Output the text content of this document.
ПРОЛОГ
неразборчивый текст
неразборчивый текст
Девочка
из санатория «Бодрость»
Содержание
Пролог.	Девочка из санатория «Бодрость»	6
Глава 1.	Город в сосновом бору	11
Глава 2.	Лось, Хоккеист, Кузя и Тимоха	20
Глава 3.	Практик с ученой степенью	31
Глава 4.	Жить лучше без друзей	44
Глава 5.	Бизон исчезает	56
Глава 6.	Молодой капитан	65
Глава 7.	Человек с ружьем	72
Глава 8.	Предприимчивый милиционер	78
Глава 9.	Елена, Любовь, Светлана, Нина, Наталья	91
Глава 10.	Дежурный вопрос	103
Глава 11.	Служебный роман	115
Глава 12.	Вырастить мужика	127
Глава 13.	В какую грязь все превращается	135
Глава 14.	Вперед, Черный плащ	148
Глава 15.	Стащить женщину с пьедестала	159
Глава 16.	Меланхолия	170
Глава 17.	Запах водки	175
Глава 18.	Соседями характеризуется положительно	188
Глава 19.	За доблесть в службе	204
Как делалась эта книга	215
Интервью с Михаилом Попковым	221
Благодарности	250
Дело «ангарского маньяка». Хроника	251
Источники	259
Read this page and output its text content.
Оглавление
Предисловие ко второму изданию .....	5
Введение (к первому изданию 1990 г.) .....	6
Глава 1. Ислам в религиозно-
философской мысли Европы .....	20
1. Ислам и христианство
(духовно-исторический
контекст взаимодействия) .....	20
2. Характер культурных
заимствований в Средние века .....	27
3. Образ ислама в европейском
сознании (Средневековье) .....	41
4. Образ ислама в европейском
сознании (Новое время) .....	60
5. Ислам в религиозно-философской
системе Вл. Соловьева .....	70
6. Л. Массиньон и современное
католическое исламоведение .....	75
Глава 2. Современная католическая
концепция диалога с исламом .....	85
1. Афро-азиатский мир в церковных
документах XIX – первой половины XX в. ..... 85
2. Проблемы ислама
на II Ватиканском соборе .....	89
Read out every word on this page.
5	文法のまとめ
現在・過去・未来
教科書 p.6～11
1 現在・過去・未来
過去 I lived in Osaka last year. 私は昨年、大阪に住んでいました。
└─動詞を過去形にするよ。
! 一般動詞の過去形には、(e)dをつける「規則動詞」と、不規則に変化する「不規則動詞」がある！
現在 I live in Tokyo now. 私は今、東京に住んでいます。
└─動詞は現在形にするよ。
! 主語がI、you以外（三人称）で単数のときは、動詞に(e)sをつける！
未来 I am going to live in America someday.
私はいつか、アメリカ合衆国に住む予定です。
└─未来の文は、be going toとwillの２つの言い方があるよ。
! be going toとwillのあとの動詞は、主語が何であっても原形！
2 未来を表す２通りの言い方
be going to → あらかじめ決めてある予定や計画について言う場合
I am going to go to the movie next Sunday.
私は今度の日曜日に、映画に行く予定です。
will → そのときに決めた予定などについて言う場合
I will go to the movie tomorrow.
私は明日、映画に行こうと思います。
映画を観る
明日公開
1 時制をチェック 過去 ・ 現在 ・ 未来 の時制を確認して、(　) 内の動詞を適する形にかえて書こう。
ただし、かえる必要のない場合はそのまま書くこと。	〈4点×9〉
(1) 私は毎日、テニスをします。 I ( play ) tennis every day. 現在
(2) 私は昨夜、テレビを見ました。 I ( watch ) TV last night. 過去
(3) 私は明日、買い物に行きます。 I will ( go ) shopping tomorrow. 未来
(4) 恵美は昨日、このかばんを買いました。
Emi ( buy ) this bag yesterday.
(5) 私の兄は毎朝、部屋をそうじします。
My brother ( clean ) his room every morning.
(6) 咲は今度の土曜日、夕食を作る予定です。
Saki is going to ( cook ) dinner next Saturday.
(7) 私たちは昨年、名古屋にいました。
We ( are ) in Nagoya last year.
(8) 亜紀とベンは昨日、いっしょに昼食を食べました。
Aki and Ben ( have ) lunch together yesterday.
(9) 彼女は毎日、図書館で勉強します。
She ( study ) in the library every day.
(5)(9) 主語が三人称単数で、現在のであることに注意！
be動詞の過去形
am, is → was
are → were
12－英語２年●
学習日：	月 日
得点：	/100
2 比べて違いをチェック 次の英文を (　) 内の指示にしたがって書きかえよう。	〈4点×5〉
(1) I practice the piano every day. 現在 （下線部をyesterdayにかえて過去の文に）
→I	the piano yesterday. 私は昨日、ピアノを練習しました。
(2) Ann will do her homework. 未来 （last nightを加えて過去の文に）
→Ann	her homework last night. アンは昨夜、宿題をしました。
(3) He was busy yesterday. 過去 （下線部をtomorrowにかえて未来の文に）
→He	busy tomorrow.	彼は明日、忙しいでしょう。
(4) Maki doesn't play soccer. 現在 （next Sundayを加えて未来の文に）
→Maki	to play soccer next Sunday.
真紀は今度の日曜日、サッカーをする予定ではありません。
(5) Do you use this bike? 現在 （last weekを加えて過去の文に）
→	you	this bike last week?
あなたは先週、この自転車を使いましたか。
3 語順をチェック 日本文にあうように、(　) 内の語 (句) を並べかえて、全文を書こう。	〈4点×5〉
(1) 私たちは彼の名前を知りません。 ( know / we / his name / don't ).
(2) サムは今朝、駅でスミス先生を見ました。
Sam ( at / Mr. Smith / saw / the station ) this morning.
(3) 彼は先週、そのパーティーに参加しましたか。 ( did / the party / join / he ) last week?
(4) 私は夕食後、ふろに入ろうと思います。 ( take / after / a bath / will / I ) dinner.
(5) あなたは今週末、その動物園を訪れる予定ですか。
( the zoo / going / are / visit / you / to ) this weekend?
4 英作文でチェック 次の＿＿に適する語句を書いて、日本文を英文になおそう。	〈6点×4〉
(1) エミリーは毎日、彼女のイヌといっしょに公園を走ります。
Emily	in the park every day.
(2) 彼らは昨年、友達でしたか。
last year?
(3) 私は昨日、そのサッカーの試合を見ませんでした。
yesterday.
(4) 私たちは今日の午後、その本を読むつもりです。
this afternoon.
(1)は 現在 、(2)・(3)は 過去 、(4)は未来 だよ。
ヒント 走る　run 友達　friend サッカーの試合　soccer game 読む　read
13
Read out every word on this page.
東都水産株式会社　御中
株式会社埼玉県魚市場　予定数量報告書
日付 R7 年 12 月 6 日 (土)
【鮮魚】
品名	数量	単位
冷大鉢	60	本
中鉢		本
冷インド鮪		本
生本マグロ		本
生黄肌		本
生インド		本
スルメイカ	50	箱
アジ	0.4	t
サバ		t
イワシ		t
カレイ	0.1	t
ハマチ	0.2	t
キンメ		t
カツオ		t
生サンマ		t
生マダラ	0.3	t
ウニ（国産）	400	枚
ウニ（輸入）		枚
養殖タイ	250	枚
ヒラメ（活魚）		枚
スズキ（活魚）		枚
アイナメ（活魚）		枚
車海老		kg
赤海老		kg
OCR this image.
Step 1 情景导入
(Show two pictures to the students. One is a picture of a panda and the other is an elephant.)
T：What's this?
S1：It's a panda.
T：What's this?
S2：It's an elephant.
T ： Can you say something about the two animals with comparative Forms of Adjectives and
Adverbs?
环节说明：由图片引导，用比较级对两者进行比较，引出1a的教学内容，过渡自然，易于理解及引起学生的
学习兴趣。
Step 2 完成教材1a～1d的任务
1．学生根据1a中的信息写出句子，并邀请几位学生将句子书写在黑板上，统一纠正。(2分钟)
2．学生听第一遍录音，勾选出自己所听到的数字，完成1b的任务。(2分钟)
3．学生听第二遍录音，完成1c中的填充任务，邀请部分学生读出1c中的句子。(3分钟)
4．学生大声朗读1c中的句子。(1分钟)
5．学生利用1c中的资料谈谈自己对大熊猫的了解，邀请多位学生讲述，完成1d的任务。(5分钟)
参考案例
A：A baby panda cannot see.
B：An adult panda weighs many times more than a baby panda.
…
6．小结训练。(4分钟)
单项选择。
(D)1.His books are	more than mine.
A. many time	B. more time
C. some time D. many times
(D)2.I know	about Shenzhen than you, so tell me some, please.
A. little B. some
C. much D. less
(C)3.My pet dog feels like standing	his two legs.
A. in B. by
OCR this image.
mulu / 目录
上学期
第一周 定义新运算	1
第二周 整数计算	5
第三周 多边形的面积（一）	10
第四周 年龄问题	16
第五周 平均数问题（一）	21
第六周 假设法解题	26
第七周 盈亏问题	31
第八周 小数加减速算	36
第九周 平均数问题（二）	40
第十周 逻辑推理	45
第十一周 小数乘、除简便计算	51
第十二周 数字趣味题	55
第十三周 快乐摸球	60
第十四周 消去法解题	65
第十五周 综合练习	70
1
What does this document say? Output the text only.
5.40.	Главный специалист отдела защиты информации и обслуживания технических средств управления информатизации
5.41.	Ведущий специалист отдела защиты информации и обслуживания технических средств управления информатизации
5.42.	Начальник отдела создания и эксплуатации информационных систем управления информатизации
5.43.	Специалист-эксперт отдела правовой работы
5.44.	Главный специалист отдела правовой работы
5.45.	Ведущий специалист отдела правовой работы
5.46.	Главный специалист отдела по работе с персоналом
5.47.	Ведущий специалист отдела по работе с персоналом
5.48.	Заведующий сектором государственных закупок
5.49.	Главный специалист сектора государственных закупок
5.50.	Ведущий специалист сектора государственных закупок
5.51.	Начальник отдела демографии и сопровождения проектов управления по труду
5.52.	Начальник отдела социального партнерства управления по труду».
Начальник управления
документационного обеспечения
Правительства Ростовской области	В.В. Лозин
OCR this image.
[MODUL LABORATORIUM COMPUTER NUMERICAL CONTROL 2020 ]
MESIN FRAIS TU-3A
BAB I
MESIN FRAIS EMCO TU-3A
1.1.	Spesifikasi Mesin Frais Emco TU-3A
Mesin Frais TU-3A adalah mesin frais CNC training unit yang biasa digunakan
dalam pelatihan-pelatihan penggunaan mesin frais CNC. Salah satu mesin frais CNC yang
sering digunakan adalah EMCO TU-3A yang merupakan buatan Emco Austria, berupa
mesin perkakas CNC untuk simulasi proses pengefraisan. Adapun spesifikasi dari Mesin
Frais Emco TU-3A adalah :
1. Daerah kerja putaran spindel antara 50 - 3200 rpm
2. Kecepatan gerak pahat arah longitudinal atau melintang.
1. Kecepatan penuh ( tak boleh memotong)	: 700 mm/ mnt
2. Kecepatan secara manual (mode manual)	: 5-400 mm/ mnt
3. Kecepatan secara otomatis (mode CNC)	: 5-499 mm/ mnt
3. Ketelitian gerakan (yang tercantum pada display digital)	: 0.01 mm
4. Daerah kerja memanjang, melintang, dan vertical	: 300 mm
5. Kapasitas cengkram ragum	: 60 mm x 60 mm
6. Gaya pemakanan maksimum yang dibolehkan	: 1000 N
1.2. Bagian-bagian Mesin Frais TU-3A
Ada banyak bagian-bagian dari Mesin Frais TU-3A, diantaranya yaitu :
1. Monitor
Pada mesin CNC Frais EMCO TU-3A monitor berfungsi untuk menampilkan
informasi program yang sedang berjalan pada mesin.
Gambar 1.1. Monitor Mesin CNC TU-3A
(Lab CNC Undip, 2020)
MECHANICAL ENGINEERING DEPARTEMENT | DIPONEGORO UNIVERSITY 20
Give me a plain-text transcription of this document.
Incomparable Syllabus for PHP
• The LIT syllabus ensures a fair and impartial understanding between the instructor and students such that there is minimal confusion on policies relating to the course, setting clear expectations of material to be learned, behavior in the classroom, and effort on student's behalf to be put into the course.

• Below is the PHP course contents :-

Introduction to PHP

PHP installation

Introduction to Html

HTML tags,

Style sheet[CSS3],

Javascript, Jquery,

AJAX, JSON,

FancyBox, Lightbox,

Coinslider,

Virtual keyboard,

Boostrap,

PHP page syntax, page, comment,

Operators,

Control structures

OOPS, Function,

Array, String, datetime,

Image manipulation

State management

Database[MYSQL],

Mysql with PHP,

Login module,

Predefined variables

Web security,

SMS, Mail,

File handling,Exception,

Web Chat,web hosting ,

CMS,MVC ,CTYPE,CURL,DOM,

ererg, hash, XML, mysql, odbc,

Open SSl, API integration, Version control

__What to produce__:
Count every line in the data that contains the word "私は昨日", then give that count and nothing else.

__Solved exercise__:
2